## BEGIN Records for this task

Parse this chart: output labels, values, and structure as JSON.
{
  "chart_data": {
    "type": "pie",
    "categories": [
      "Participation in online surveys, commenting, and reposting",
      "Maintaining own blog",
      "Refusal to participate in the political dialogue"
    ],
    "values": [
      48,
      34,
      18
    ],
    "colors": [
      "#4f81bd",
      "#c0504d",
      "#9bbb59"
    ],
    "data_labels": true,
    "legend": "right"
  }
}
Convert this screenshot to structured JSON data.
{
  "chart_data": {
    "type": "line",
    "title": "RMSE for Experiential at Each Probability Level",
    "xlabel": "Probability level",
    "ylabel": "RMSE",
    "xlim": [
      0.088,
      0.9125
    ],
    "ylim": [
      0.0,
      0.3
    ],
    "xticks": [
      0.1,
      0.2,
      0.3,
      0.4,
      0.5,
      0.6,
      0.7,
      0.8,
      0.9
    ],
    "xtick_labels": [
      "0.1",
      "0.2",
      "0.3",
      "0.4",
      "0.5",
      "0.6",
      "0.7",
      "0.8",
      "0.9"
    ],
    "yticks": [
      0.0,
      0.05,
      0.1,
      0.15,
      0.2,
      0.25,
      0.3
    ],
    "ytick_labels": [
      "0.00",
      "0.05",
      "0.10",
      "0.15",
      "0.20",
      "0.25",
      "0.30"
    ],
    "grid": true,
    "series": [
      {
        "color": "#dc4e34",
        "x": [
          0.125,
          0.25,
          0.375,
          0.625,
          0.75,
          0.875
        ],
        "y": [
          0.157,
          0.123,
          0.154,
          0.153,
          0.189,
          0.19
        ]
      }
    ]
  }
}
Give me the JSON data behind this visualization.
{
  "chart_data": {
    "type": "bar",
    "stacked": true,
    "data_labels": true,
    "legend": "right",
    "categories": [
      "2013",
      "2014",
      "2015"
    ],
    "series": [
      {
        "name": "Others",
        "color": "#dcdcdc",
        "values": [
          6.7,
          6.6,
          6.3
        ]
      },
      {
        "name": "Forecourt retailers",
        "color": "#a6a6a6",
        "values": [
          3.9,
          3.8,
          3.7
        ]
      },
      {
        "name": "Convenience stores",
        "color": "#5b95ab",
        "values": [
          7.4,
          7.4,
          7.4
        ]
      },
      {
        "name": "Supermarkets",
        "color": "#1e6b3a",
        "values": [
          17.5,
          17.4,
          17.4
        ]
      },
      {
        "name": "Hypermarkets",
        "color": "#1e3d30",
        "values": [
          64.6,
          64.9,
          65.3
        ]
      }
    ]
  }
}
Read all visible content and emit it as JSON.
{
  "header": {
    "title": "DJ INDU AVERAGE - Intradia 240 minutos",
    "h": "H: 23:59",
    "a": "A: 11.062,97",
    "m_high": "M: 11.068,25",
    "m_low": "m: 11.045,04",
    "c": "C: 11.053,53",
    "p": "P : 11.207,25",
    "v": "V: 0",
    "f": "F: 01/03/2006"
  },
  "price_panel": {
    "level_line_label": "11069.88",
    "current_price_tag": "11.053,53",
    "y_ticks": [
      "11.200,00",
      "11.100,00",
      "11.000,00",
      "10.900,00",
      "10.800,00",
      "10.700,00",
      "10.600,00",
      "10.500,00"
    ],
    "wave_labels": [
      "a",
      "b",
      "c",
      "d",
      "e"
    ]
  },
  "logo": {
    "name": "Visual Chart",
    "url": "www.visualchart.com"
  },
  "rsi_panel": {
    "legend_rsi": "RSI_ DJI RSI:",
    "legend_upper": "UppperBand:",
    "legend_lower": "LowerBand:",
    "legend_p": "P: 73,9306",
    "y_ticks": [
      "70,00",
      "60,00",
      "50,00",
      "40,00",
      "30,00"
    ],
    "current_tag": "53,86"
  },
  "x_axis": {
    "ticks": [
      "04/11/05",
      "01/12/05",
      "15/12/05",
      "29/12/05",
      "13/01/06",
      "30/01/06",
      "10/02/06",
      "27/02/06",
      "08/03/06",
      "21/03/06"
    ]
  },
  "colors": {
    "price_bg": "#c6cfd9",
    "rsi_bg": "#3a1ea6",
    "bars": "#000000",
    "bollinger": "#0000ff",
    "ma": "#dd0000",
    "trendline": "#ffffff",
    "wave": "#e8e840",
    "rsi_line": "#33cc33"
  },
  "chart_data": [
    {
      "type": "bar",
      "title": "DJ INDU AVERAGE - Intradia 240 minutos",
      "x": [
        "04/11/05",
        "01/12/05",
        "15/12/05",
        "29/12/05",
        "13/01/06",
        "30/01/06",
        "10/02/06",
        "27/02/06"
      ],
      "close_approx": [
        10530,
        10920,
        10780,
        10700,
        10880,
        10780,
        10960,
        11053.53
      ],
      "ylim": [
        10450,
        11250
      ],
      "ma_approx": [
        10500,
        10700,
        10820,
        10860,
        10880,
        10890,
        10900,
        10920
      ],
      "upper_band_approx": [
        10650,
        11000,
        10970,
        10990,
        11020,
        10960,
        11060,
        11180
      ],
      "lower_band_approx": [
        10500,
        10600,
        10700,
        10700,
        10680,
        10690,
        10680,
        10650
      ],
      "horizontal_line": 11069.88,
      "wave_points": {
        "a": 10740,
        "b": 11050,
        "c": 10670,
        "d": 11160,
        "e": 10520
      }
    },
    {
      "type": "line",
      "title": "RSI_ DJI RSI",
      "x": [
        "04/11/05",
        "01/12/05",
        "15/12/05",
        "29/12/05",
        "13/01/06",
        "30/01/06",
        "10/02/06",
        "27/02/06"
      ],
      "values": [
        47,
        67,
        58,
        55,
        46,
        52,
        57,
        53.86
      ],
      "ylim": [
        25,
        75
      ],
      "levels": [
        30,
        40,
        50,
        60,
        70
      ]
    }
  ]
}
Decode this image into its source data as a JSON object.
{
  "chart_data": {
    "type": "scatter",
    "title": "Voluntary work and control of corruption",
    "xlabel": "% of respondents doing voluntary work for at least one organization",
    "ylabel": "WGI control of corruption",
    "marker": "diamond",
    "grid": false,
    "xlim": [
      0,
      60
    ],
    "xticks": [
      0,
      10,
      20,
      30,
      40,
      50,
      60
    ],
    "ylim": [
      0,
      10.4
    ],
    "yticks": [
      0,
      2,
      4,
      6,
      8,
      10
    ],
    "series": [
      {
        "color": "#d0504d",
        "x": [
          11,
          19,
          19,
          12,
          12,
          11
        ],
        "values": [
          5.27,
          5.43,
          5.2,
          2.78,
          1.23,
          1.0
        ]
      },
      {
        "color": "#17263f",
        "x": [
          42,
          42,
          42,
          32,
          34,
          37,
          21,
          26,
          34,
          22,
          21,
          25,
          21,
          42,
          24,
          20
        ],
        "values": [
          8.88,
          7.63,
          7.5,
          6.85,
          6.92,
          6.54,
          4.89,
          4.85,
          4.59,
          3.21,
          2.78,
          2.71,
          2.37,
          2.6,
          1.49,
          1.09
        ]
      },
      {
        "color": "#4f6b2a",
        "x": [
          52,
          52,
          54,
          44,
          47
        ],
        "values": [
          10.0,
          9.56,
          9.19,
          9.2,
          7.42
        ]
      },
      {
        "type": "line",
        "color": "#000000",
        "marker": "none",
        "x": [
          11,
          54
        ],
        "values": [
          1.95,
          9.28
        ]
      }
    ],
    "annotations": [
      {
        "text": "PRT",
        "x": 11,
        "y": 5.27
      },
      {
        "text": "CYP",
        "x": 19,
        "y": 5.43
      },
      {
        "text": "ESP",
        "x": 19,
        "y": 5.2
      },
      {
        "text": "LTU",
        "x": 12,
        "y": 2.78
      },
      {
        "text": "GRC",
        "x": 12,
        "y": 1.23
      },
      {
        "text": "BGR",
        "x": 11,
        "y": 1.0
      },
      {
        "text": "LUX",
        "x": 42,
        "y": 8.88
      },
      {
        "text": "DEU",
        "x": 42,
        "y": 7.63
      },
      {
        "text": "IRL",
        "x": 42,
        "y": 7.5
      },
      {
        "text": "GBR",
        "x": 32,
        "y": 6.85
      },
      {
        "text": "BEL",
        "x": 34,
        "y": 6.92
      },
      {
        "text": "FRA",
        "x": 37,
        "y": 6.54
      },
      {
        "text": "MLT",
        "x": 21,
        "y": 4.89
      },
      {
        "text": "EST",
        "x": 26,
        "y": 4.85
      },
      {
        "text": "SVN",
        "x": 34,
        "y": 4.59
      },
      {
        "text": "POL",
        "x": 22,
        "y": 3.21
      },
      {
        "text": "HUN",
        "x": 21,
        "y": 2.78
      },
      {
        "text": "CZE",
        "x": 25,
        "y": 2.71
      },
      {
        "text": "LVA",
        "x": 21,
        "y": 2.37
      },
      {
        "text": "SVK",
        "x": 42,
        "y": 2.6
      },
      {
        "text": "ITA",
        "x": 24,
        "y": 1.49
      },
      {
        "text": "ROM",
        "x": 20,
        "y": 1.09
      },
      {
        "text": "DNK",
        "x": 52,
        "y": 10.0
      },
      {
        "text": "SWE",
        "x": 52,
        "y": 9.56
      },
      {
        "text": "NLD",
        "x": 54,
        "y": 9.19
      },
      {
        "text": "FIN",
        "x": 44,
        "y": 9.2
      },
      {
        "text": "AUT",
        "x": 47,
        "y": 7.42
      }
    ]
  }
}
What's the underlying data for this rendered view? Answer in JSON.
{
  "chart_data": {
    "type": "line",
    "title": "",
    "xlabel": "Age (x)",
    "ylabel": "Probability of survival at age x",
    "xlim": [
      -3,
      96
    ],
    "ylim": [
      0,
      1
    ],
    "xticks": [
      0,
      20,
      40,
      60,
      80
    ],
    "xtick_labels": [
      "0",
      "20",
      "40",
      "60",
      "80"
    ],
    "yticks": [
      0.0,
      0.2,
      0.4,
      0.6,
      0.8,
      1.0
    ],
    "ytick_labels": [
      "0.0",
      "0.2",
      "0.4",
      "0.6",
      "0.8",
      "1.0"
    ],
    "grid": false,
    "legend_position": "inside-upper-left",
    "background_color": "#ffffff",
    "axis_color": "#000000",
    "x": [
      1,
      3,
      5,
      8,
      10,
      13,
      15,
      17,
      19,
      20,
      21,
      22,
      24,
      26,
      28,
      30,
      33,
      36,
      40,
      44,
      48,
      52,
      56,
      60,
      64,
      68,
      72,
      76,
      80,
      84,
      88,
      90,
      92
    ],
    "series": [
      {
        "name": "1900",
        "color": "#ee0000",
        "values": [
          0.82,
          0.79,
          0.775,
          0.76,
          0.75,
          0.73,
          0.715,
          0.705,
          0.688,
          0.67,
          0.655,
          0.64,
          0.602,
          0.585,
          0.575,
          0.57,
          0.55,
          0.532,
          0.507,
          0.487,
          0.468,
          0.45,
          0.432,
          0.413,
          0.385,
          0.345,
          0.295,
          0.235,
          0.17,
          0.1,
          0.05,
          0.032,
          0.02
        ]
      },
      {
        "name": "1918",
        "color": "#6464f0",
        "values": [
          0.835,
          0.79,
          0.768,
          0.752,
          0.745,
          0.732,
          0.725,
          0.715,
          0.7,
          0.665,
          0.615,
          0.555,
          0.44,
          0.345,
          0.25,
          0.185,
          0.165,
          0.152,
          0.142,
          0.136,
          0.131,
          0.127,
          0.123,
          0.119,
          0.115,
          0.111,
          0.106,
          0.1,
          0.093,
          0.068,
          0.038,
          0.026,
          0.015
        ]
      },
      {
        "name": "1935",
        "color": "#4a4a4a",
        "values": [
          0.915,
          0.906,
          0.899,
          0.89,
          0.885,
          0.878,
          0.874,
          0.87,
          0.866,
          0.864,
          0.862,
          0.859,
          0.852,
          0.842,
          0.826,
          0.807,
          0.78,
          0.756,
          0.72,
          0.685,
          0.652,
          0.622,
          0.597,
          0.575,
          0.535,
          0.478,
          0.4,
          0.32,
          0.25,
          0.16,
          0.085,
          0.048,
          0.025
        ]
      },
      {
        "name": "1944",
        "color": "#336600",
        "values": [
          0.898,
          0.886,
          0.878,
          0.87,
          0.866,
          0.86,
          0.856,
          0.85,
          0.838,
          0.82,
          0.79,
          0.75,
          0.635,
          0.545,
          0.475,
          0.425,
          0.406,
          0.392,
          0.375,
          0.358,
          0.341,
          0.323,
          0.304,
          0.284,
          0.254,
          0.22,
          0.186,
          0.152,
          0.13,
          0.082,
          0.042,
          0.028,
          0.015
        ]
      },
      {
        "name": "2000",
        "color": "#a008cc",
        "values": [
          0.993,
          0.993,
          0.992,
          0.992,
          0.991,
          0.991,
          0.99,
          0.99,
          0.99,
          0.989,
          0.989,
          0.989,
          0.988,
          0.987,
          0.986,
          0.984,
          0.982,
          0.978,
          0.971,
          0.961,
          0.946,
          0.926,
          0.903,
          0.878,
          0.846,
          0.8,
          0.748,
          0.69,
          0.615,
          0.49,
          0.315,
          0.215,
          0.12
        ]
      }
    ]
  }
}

## END Records for this task

■ The task
Copy every line from the entries that contains the word "true".

■ Reply to the exercise
    "data_labels": true,
    "grid": true,
    "stacked": true,
    "data_labels": true,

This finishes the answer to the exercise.